**Instruction**:
Wherever the string "JSON" occurs in a line of these records, report that line.

::::

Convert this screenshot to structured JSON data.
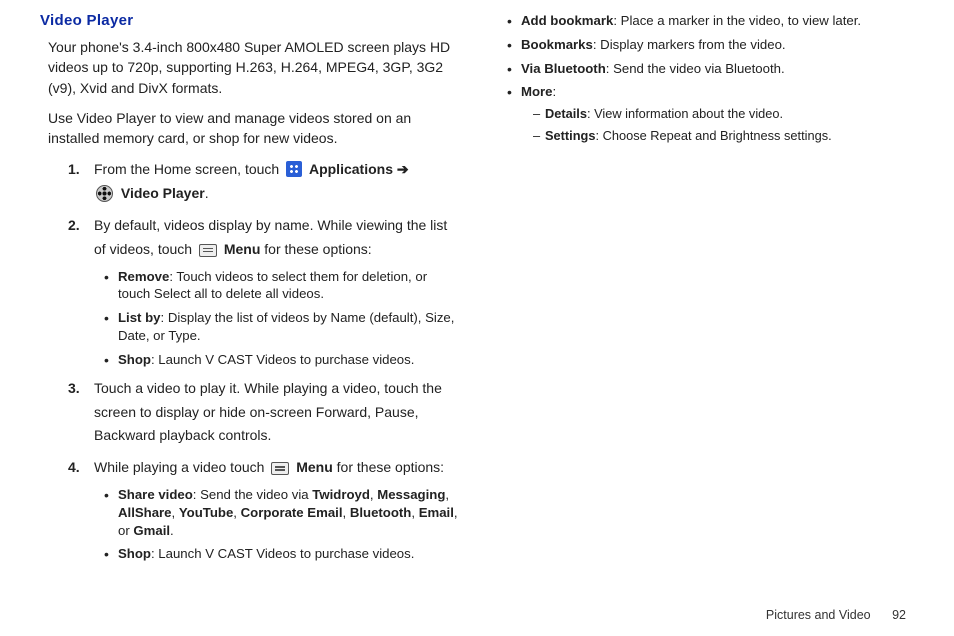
{
  "heading": "Video Player",
  "intro1": "Your phone's 3.4-inch 800x480 Super AMOLED screen plays HD videos up to 720p, supporting H.263, H.264, MPEG4, 3GP, 3G2 (v9), Xvid and DivX formats.",
  "intro2": "Use Video Player to view and manage videos stored on an installed memory card, or shop for new videos.",
  "step1": {
    "a": "From the Home screen, touch ",
    "apps": "Applications",
    "arrow": " ➔",
    "vp": "Video Player",
    "dot": "."
  },
  "step2": {
    "lead_a": "By default, videos display by name. While viewing the list of videos, touch ",
    "menu": "Menu",
    "lead_b": " for these options:",
    "items": [
      {
        "term": "Remove",
        "rest": ": Touch videos to select them for deletion, or touch Select all to delete all videos."
      },
      {
        "term": "List by",
        "rest": ": Display the list of videos by Name (default), Size, Date, or Type."
      },
      {
        "term": "Shop",
        "rest": ": Launch V CAST Videos to purchase videos."
      }
    ]
  },
  "step3": "Touch a video to play it. While playing a video, touch the screen to display or hide on-screen Forward, Pause, Backward playback controls.",
  "step4": {
    "lead_a": "While playing a video touch ",
    "menu": "Menu",
    "lead_b": " for these options:",
    "share": {
      "term": "Share video",
      "a": ": Send the video via ",
      "b1": "Twidroyd",
      "b2": "Messaging",
      "b3": "AllShare",
      "b4": "YouTube",
      "b5": "Corporate Email",
      "b6": "Bluetooth",
      "b7": "Email",
      "b8": "Gmail",
      "c": ", ",
      "or": ", or ",
      "dot": "."
    },
    "shop": {
      "term": "Shop",
      "rest": ": Launch V CAST Videos to purchase videos."
    }
  },
  "right": {
    "items": [
      {
        "term": "Add bookmark",
        "rest": ": Place a marker in the video, to view later."
      },
      {
        "term": "Bookmarks",
        "rest": ": Display markers from the video."
      },
      {
        "term": "Via Bluetooth",
        "rest": ": Send the video via Bluetooth."
      }
    ],
    "more_term": "More",
    "more_colon": ":",
    "more_sub": [
      {
        "term": "Details",
        "rest": ": View information about the video."
      },
      {
        "term": "Settings",
        "rest": ": Choose Repeat and Brightness settings."
      }
    ]
  },
  "footer": {
    "section": "Pictures and Video",
    "page": "92"
  }
}
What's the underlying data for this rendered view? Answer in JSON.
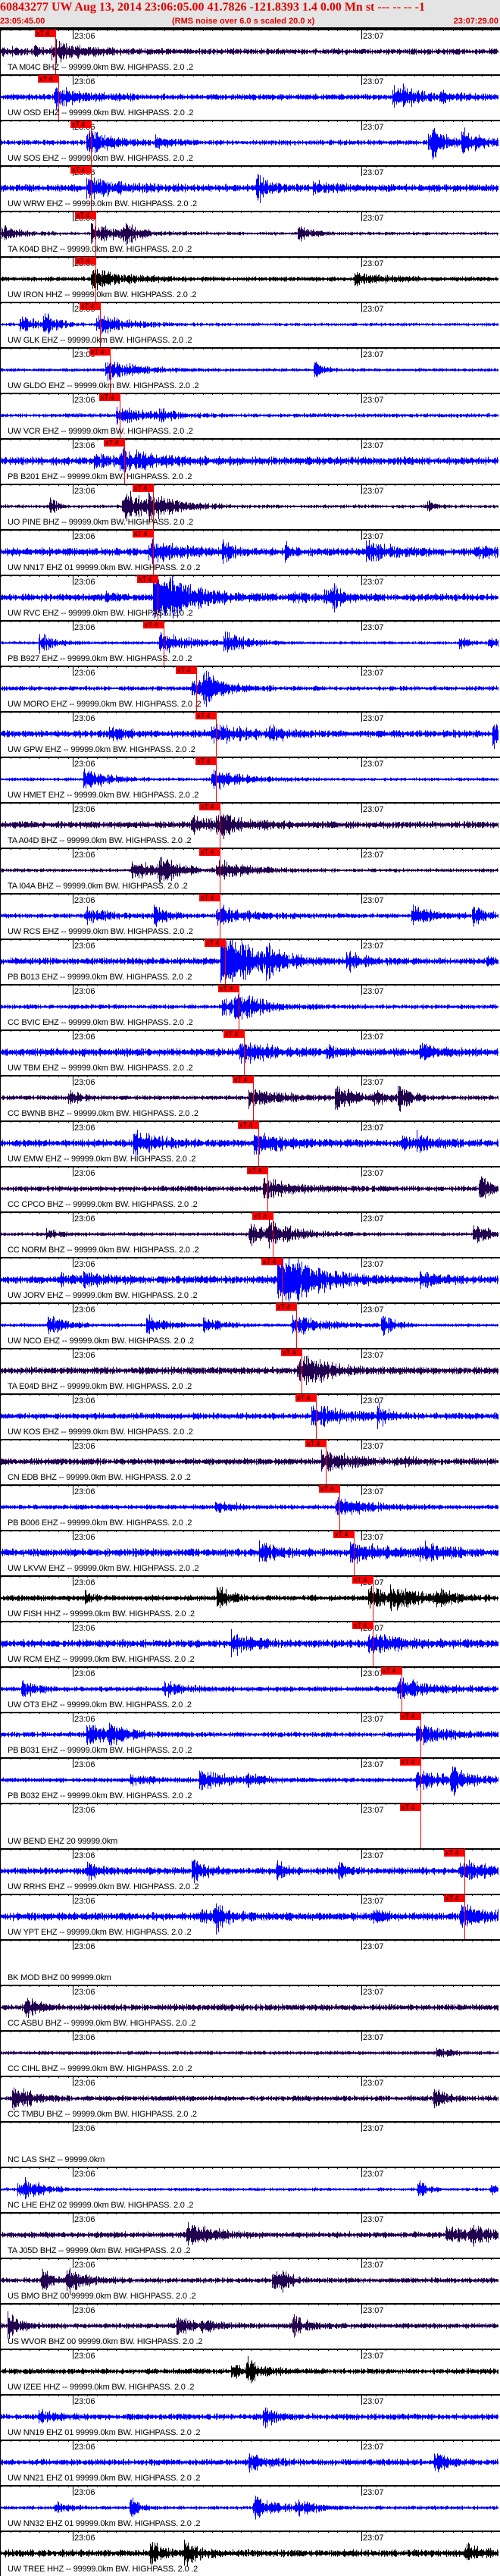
{
  "header": {
    "title": "60843277 UW Aug 13, 2014 23:06:05.00    41.7826 -121.8393  1.4 0.00 Mn st --- -- --   -1",
    "start_time": "23:05:45.00",
    "note": "(RMS noise over 6.0 s scaled 20.0 x)",
    "end_time": "23:07:29.00"
  },
  "axis": {
    "window_seconds": 104,
    "minute_labels": [
      {
        "label": "23:06",
        "t": 15
      },
      {
        "label": "23:07",
        "t": 75
      }
    ]
  },
  "pick_label": "xT 4",
  "colors": {
    "bhz": "#220050",
    "ehz": "#0000ff",
    "hhz": "#000000",
    "pick": "#ff0000",
    "header_text": "#e00000"
  },
  "traces": [
    {
      "label": "TA M04C BHZ -- 99999.0km BW. HIGHPASS. 2.0 .2",
      "color": "bhz",
      "pick_s": 11.4
    },
    {
      "label": "UW OSD EHZ -- 99999.0km BW. HIGHPASS. 2.0 .2",
      "color": "ehz",
      "pick_s": 11.9
    },
    {
      "label": "UW SOS EHZ -- 99999.0km BW. HIGHPASS. 2.0 .2",
      "color": "ehz",
      "pick_s": 18.8
    },
    {
      "label": "UW WRW EHZ -- 99999.0km BW. HIGHPASS. 2.0 .2",
      "color": "ehz",
      "pick_s": 18.8
    },
    {
      "label": "TA K04D BHZ -- 99999.0km BW. HIGHPASS. 2.0 .2",
      "color": "bhz",
      "pick_s": 19.7
    },
    {
      "label": "UW IRON HHZ -- 99999.0km BW. HIGHPASS. 2.0 .2",
      "color": "hhz",
      "pick_s": 19.7
    },
    {
      "label": "UW GLK EHZ -- 99999.0km BW. HIGHPASS. 2.0 .2",
      "color": "ehz",
      "pick_s": 20.7
    },
    {
      "label": "UW GLDO EHZ -- 99999.0km BW. HIGHPASS. 2.0 .2",
      "color": "ehz",
      "pick_s": 22.7
    },
    {
      "label": "UW VCR EHZ -- 99999.0km BW. HIGHPASS. 2.0 .2",
      "color": "ehz",
      "pick_s": 24.8
    },
    {
      "label": "PB B201 EHZ -- 99999.0km BW. HIGHPASS. 2.0 .2",
      "color": "ehz",
      "pick_s": 25.7
    },
    {
      "label": "UO PINE BHZ -- 99999.0km BW. HIGHPASS. 2.0 .2",
      "color": "bhz",
      "pick_s": 31.7
    },
    {
      "label": "UW NN17 EHZ 01 99999.0km BW. HIGHPASS. 2.0 .2",
      "color": "ehz",
      "pick_s": 31.7
    },
    {
      "label": "UW RVC EHZ -- 99999.0km BW. HIGHPASS. 2.0 .2",
      "color": "ehz",
      "pick_s": 32.6
    },
    {
      "label": "PB B927 EHZ -- 99999.0km BW. HIGHPASS. 2.0 .2",
      "color": "ehz",
      "pick_s": 33.9
    },
    {
      "label": "UW MORO EHZ -- 99999.0km BW. HIGHPASS. 2.0 .2",
      "color": "ehz",
      "pick_s": 40.6
    },
    {
      "label": "UW GPW EHZ -- 99999.0km BW. HIGHPASS. 2.0 .2",
      "color": "ehz",
      "pick_s": 44.7
    },
    {
      "label": "UW HMET EHZ -- 99999.0km BW. HIGHPASS. 2.0 .2",
      "color": "ehz",
      "pick_s": 44.7
    },
    {
      "label": "TA A04D BHZ -- 99999.0km BW. HIGHPASS. 2.0 .2",
      "color": "bhz",
      "pick_s": 45.6
    },
    {
      "label": "TA I04A BHZ -- 99999.0km BW. HIGHPASS. 2.0 .2",
      "color": "bhz",
      "pick_s": 45.6
    },
    {
      "label": "UW RCS EHZ -- 99999.0km BW. HIGHPASS. 2.0 .2",
      "color": "ehz",
      "pick_s": 45.6
    },
    {
      "label": "PB B013 EHZ -- 99999.0km BW. HIGHPASS. 2.0 .2",
      "color": "ehz",
      "pick_s": 46.6
    },
    {
      "label": "CC BVIC EHZ -- 99999.0km BW. HIGHPASS. 2.0 .2",
      "color": "ehz",
      "pick_s": 49.5
    },
    {
      "label": "UW TBM EHZ -- 99999.0km BW. HIGHPASS. 2.0 .2",
      "color": "ehz",
      "pick_s": 50.6
    },
    {
      "label": "CC BWNB BHZ -- 99999.0km BW. HIGHPASS. 2.0 .2",
      "color": "bhz",
      "pick_s": 52.5
    },
    {
      "label": "UW EMW EHZ -- 99999.0km BW. HIGHPASS. 2.0 .2",
      "color": "ehz",
      "pick_s": 53.6
    },
    {
      "label": "CC CPCO BHZ -- 99999.0km BW. HIGHPASS. 2.0 .2",
      "color": "bhz",
      "pick_s": 55.5
    },
    {
      "label": "CC NORM BHZ -- 99999.0km BW. HIGHPASS. 2.0 .2",
      "color": "bhz",
      "pick_s": 56.6
    },
    {
      "label": "UW JORV EHZ -- 99999.0km BW. HIGHPASS. 2.0 .2",
      "color": "ehz",
      "pick_s": 58.5
    },
    {
      "label": "UW NCO EHZ -- 99999.0km BW. HIGHPASS. 2.0 .2",
      "color": "ehz",
      "pick_s": 61.4
    },
    {
      "label": "TA E04D BHZ -- 99999.0km BW. HIGHPASS. 2.0 .2",
      "color": "bhz",
      "pick_s": 62.5
    },
    {
      "label": "UW KOS EHZ -- 99999.0km BW. HIGHPASS. 2.0 .2",
      "color": "ehz",
      "pick_s": 65.5
    },
    {
      "label": "CN EDB BHZ -- 99999.0km BW. HIGHPASS. 2.0 .2",
      "color": "bhz",
      "pick_s": 67.6
    },
    {
      "label": "PB B006 EHZ -- 99999.0km BW. HIGHPASS. 2.0 .2",
      "color": "ehz",
      "pick_s": 70.5
    },
    {
      "label": "UW LKVW EHZ -- 99999.0km BW. HIGHPASS. 2.0 .2",
      "color": "ehz",
      "pick_s": 73.5
    },
    {
      "label": "UW FISH HHZ -- 99999.0km BW. HIGHPASS. 2.0 .2",
      "color": "hhz",
      "pick_s": 77.4
    },
    {
      "label": "UW RCM EHZ -- 99999.0km BW. HIGHPASS. 2.0 .2",
      "color": "ehz",
      "pick_s": 77.4
    },
    {
      "label": "UW OT3 EHZ -- 99999.0km BW. HIGHPASS. 2.0 .2",
      "color": "ehz",
      "pick_s": 83.4
    },
    {
      "label": "PB B031 EHZ -- 99999.0km BW. HIGHPASS. 2.0 .2",
      "color": "ehz",
      "pick_s": 87.3
    },
    {
      "label": "PB B032 EHZ -- 99999.0km BW. HIGHPASS. 2.0 .2",
      "color": "ehz",
      "pick_s": 87.3
    },
    {
      "label": "UW BEND EHZ 20 99999.0km",
      "color": "ehz",
      "pick_s": 87.3,
      "no_data": true
    },
    {
      "label": "UW RRHS EHZ -- 99999.0km BW. HIGHPASS. 2.0 .2",
      "color": "ehz",
      "pick_s": 96.4
    },
    {
      "label": "UW YPT EHZ -- 99999.0km BW. HIGHPASS. 2.0 .2",
      "color": "ehz",
      "pick_s": 96.4
    },
    {
      "label": "BK MOD BHZ 00 99999.0km",
      "color": "bhz",
      "no_data": true
    },
    {
      "label": "CC ASBU BHZ -- 99999.0km BW. HIGHPASS. 2.0 .2",
      "color": "bhz"
    },
    {
      "label": "CC CIHL BHZ -- 99999.0km BW. HIGHPASS. 2.0 .2",
      "color": "bhz"
    },
    {
      "label": "CC TMBU BHZ -- 99999.0km BW. HIGHPASS. 2.0 .2",
      "color": "bhz"
    },
    {
      "label": "NC LAS SHZ -- 99999.0km",
      "color": "ehz",
      "no_data": true
    },
    {
      "label": "NC LHE EHZ 02 99999.0km BW. HIGHPASS. 2.0 .2",
      "color": "ehz"
    },
    {
      "label": "TA J05D BHZ -- 99999.0km BW. HIGHPASS. 2.0 .2",
      "color": "bhz"
    },
    {
      "label": "US BMO BHZ 00 99999.0km BW. HIGHPASS. 2.0 .2",
      "color": "bhz"
    },
    {
      "label": "US WVOR BHZ 00 99999.0km BW. HIGHPASS. 2.0 .2",
      "color": "bhz"
    },
    {
      "label": "UW IZEE HHZ -- 99999.0km BW. HIGHPASS. 2.0 .2",
      "color": "hhz"
    },
    {
      "label": "UW NN19 EHZ 01 99999.0km BW. HIGHPASS. 2.0 .2",
      "color": "ehz"
    },
    {
      "label": "UW NN21 EHZ 01 99999.0km BW. HIGHPASS. 2.0 .2",
      "color": "ehz"
    },
    {
      "label": "UW NN32 EHZ 01 99999.0km BW. HIGHPASS. 2.0 .2",
      "color": "ehz"
    },
    {
      "label": "UW TREE HHZ -- 99999.0km BW. HIGHPASS. 2.0 .2",
      "color": "hhz"
    }
  ]
}
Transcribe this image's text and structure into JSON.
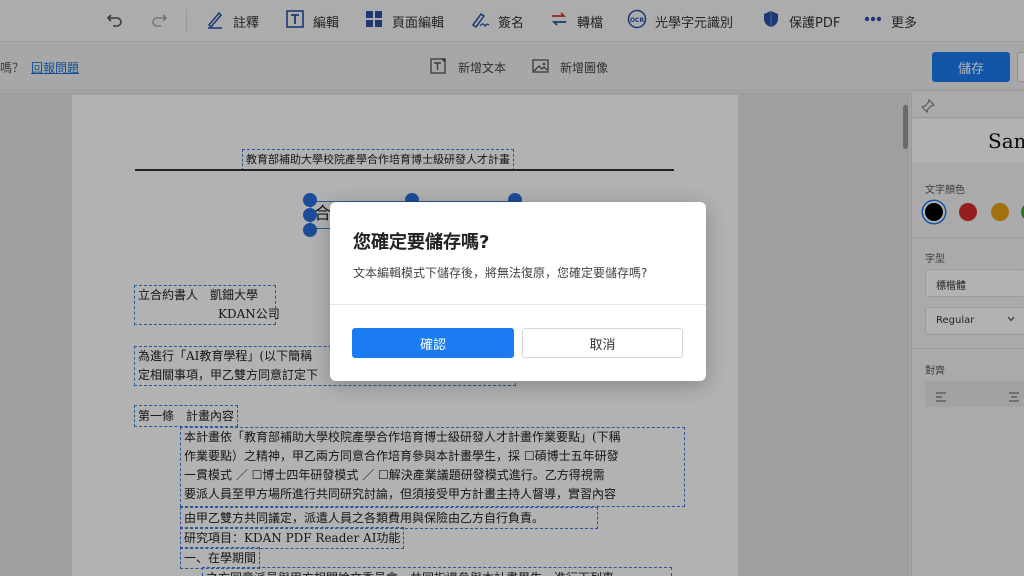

::::

**The output**:
Convert this screenshot to structured JSON data.
What's the underlying data for this rendered view? Answer in JSON.
Transcribe this image's text and structure into JSON.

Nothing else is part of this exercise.